* **Directions for this task**: Your reply should reproduce the data below without a single alteration, apart from dropping the images.

* **Material for this task**:
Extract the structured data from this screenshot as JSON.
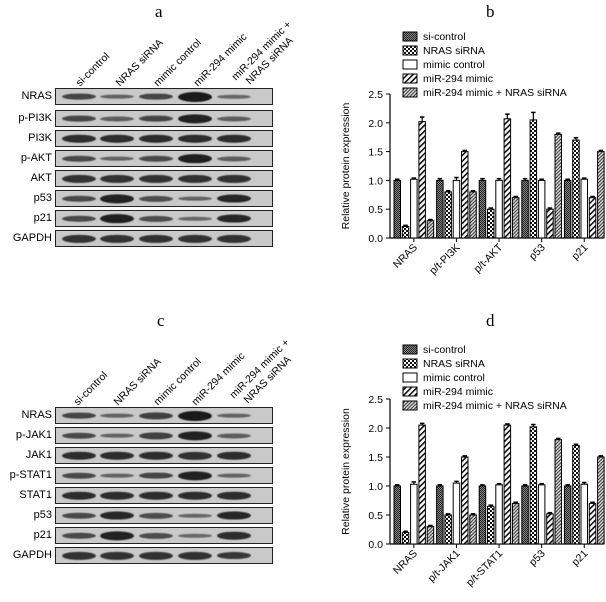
{
  "panels": {
    "a": {
      "letter": "a",
      "lanes": [
        "si-control",
        "NRAS siRNA",
        "mimic control",
        "miR-294 mimic",
        "miR-294 mimic +",
        "NRAS siRNA"
      ],
      "rows": [
        {
          "label": "NRAS",
          "intensity": [
            0.55,
            0.25,
            0.55,
            1.0,
            0.2
          ]
        },
        {
          "label": "p-PI3K",
          "intensity": [
            0.55,
            0.3,
            0.55,
            0.9,
            0.3
          ]
        },
        {
          "label": "PI3K",
          "intensity": [
            0.8,
            0.8,
            0.8,
            0.8,
            0.8
          ]
        },
        {
          "label": "p-AKT",
          "intensity": [
            0.5,
            0.25,
            0.5,
            0.95,
            0.3
          ]
        },
        {
          "label": "AKT",
          "intensity": [
            0.75,
            0.75,
            0.75,
            0.75,
            0.75
          ]
        },
        {
          "label": "p53",
          "intensity": [
            0.5,
            0.9,
            0.45,
            0.25,
            0.85
          ]
        },
        {
          "label": "p21",
          "intensity": [
            0.5,
            0.95,
            0.45,
            0.2,
            0.85
          ]
        },
        {
          "label": "GAPDH",
          "intensity": [
            0.75,
            0.75,
            0.75,
            0.75,
            0.75
          ]
        }
      ]
    },
    "c": {
      "letter": "c",
      "lanes": [
        "si-control",
        "NRAS siRNA",
        "mimic control",
        "miR-294 mimic",
        "miR-294 mimic +",
        "NRAS siRNA"
      ],
      "rows": [
        {
          "label": "NRAS",
          "intensity": [
            0.55,
            0.25,
            0.6,
            1.0,
            0.25
          ]
        },
        {
          "label": "p-JAK1",
          "intensity": [
            0.5,
            0.25,
            0.6,
            0.9,
            0.3
          ]
        },
        {
          "label": "JAK1",
          "intensity": [
            0.8,
            0.8,
            0.8,
            0.75,
            0.8
          ]
        },
        {
          "label": "p-STAT1",
          "intensity": [
            0.5,
            0.25,
            0.55,
            0.9,
            0.25
          ]
        },
        {
          "label": "STAT1",
          "intensity": [
            0.8,
            0.8,
            0.8,
            0.8,
            0.8
          ]
        },
        {
          "label": "p53",
          "intensity": [
            0.5,
            0.85,
            0.45,
            0.2,
            0.85
          ]
        },
        {
          "label": "p21",
          "intensity": [
            0.5,
            0.9,
            0.45,
            0.2,
            0.8
          ]
        },
        {
          "label": "GAPDH",
          "intensity": [
            0.75,
            0.75,
            0.75,
            0.75,
            0.7
          ]
        }
      ]
    },
    "b": {
      "letter": "b"
    },
    "d": {
      "letter": "d"
    }
  },
  "chart_data": [
    {
      "type": "bar",
      "panel": "b",
      "title": "",
      "xlabel": "",
      "ylabel": "Relative protein expression",
      "ylim": [
        0,
        2.5
      ],
      "yticks": [
        "0.0",
        "0.5",
        "1.0",
        "1.5",
        "2.0",
        "2.5"
      ],
      "grid": false,
      "legend_position": "top",
      "categories": [
        "NRAS",
        "p/t-PI3K",
        "p/t-AKT",
        "p53",
        "p21"
      ],
      "series": [
        {
          "name": "si-control",
          "pattern": "crosshatch-dense",
          "values": [
            1.0,
            1.0,
            1.0,
            1.0,
            1.0
          ]
        },
        {
          "name": "NRAS siRNA",
          "pattern": "checker",
          "values": [
            0.2,
            0.8,
            0.5,
            2.05,
            1.7
          ]
        },
        {
          "name": "mimic control",
          "pattern": "open",
          "values": [
            1.02,
            1.0,
            1.0,
            1.0,
            1.02
          ]
        },
        {
          "name": "miR-294 mimic",
          "pattern": "diagonal",
          "values": [
            2.02,
            1.5,
            2.07,
            0.5,
            0.7
          ]
        },
        {
          "name": "miR-294 mimic + NRAS siRNA",
          "pattern": "diagonal-dense",
          "values": [
            0.3,
            0.8,
            0.7,
            1.8,
            1.5
          ]
        }
      ],
      "errors": [
        [
          0.02,
          0.03,
          0.03,
          0.03,
          0.02
        ],
        [
          0.02,
          0.02,
          0.02,
          0.13,
          0.04
        ],
        [
          0.02,
          0.05,
          0.03,
          0.02,
          0.02
        ],
        [
          0.08,
          0.02,
          0.08,
          0.02,
          0.02
        ],
        [
          0.02,
          0.02,
          0.02,
          0.02,
          0.02
        ]
      ]
    },
    {
      "type": "bar",
      "panel": "d",
      "title": "",
      "xlabel": "",
      "ylabel": "Relative protein expression",
      "ylim": [
        0,
        2.5
      ],
      "yticks": [
        "0.0",
        "0.5",
        "1.0",
        "1.5",
        "2.0",
        "2.5"
      ],
      "grid": false,
      "legend_position": "top",
      "categories": [
        "NRAS",
        "p/t-JAK1",
        "p/t-STAT1",
        "p53",
        "p21"
      ],
      "series": [
        {
          "name": "si-control",
          "pattern": "crosshatch-dense",
          "values": [
            1.0,
            1.0,
            1.0,
            1.0,
            1.0
          ]
        },
        {
          "name": "NRAS siRNA",
          "pattern": "checker",
          "values": [
            0.2,
            0.5,
            0.65,
            2.02,
            1.7
          ]
        },
        {
          "name": "mimic control",
          "pattern": "open",
          "values": [
            1.03,
            1.05,
            1.02,
            1.02,
            1.03
          ]
        },
        {
          "name": "miR-294 mimic",
          "pattern": "diagonal",
          "values": [
            2.05,
            1.5,
            2.05,
            0.52,
            0.7
          ]
        },
        {
          "name": "miR-294 mimic + NRAS siRNA",
          "pattern": "diagonal-dense",
          "values": [
            0.3,
            0.5,
            0.7,
            1.8,
            1.5
          ]
        }
      ],
      "errors": [
        [
          0.02,
          0.02,
          0.02,
          0.02,
          0.02
        ],
        [
          0.02,
          0.02,
          0.02,
          0.04,
          0.02
        ],
        [
          0.04,
          0.03,
          0.02,
          0.02,
          0.03
        ],
        [
          0.03,
          0.02,
          0.02,
          0.02,
          0.02
        ],
        [
          0.02,
          0.02,
          0.02,
          0.02,
          0.02
        ]
      ]
    }
  ]
}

* **Answer for this exercise**:
Extract the structured data from this screenshot as JSON.
{
  "panels": {
    "a": {
      "letter": "a",
      "lanes": [
        "si-control",
        "NRAS siRNA",
        "mimic control",
        "miR-294 mimic",
        "miR-294 mimic +",
        "NRAS siRNA"
      ],
      "rows": [
        {
          "label": "NRAS",
          "intensity": [
            0.55,
            0.25,
            0.55,
            1.0,
            0.2
          ]
        },
        {
          "label": "p-PI3K",
          "intensity": [
            0.55,
            0.3,
            0.55,
            0.9,
            0.3
          ]
        },
        {
          "label": "PI3K",
          "intensity": [
            0.8,
            0.8,
            0.8,
            0.8,
            0.8
          ]
        },
        {
          "label": "p-AKT",
          "intensity": [
            0.5,
            0.25,
            0.5,
            0.95,
            0.3
          ]
        },
        {
          "label": "AKT",
          "intensity": [
            0.75,
            0.75,
            0.75,
            0.75,
            0.75
          ]
        },
        {
          "label": "p53",
          "intensity": [
            0.5,
            0.9,
            0.45,
            0.25,
            0.85
          ]
        },
        {
          "label": "p21",
          "intensity": [
            0.5,
            0.95,
            0.45,
            0.2,
            0.85
          ]
        },
        {
          "label": "GAPDH",
          "intensity": [
            0.75,
            0.75,
            0.75,
            0.75,
            0.75
          ]
        }
      ]
    },
    "c": {
      "letter": "c",
      "lanes": [
        "si-control",
        "NRAS siRNA",
        "mimic control",
        "miR-294 mimic",
        "miR-294 mimic +",
        "NRAS siRNA"
      ],
      "rows": [
        {
          "label": "NRAS",
          "intensity": [
            0.55,
            0.25,
            0.6,
            1.0,
            0.25
          ]
        },
        {
          "label": "p-JAK1",
          "intensity": [
            0.5,
            0.25,
            0.6,
            0.9,
            0.3
          ]
        },
        {
          "label": "JAK1",
          "intensity": [
            0.8,
            0.8,
            0.8,
            0.75,
            0.8
          ]
        },
        {
          "label": "p-STAT1",
          "intensity": [
            0.5,
            0.25,
            0.55,
            0.9,
            0.25
          ]
        },
        {
          "label": "STAT1",
          "intensity": [
            0.8,
            0.8,
            0.8,
            0.8,
            0.8
          ]
        },
        {
          "label": "p53",
          "intensity": [
            0.5,
            0.85,
            0.45,
            0.2,
            0.85
          ]
        },
        {
          "label": "p21",
          "intensity": [
            0.5,
            0.9,
            0.45,
            0.2,
            0.8
          ]
        },
        {
          "label": "GAPDH",
          "intensity": [
            0.75,
            0.75,
            0.75,
            0.75,
            0.7
          ]
        }
      ]
    },
    "b": {
      "letter": "b"
    },
    "d": {
      "letter": "d"
    }
  },
  "chart_data": [
    {
      "type": "bar",
      "panel": "b",
      "title": "",
      "xlabel": "",
      "ylabel": "Relative protein expression",
      "ylim": [
        0,
        2.5
      ],
      "yticks": [
        "0.0",
        "0.5",
        "1.0",
        "1.5",
        "2.0",
        "2.5"
      ],
      "grid": false,
      "legend_position": "top",
      "categories": [
        "NRAS",
        "p/t-PI3K",
        "p/t-AKT",
        "p53",
        "p21"
      ],
      "series": [
        {
          "name": "si-control",
          "pattern": "crosshatch-dense",
          "values": [
            1.0,
            1.0,
            1.0,
            1.0,
            1.0
          ]
        },
        {
          "name": "NRAS siRNA",
          "pattern": "checker",
          "values": [
            0.2,
            0.8,
            0.5,
            2.05,
            1.7
          ]
        },
        {
          "name": "mimic control",
          "pattern": "open",
          "values": [
            1.02,
            1.0,
            1.0,
            1.0,
            1.02
          ]
        },
        {
          "name": "miR-294 mimic",
          "pattern": "diagonal",
          "values": [
            2.02,
            1.5,
            2.07,
            0.5,
            0.7
          ]
        },
        {
          "name": "miR-294 mimic + NRAS siRNA",
          "pattern": "diagonal-dense",
          "values": [
            0.3,
            0.8,
            0.7,
            1.8,
            1.5
          ]
        }
      ],
      "errors": [
        [
          0.02,
          0.03,
          0.03,
          0.03,
          0.02
        ],
        [
          0.02,
          0.02,
          0.02,
          0.13,
          0.04
        ],
        [
          0.02,
          0.05,
          0.03,
          0.02,
          0.02
        ],
        [
          0.08,
          0.02,
          0.08,
          0.02,
          0.02
        ],
        [
          0.02,
          0.02,
          0.02,
          0.02,
          0.02
        ]
      ]
    },
    {
      "type": "bar",
      "panel": "d",
      "title": "",
      "xlabel": "",
      "ylabel": "Relative protein expression",
      "ylim": [
        0,
        2.5
      ],
      "yticks": [
        "0.0",
        "0.5",
        "1.0",
        "1.5",
        "2.0",
        "2.5"
      ],
      "grid": false,
      "legend_position": "top",
      "categories": [
        "NRAS",
        "p/t-JAK1",
        "p/t-STAT1",
        "p53",
        "p21"
      ],
      "series": [
        {
          "name": "si-control",
          "pattern": "crosshatch-dense",
          "values": [
            1.0,
            1.0,
            1.0,
            1.0,
            1.0
          ]
        },
        {
          "name": "NRAS siRNA",
          "pattern": "checker",
          "values": [
            0.2,
            0.5,
            0.65,
            2.02,
            1.7
          ]
        },
        {
          "name": "mimic control",
          "pattern": "open",
          "values": [
            1.03,
            1.05,
            1.02,
            1.02,
            1.03
          ]
        },
        {
          "name": "miR-294 mimic",
          "pattern": "diagonal",
          "values": [
            2.05,
            1.5,
            2.05,
            0.52,
            0.7
          ]
        },
        {
          "name": "miR-294 mimic + NRAS siRNA",
          "pattern": "diagonal-dense",
          "values": [
            0.3,
            0.5,
            0.7,
            1.8,
            1.5
          ]
        }
      ],
      "errors": [
        [
          0.02,
          0.02,
          0.02,
          0.02,
          0.02
        ],
        [
          0.02,
          0.02,
          0.02,
          0.04,
          0.02
        ],
        [
          0.04,
          0.03,
          0.02,
          0.02,
          0.03
        ],
        [
          0.03,
          0.02,
          0.02,
          0.02,
          0.02
        ],
        [
          0.02,
          0.02,
          0.02,
          0.02,
          0.02
        ]
      ]
    }
  ]
}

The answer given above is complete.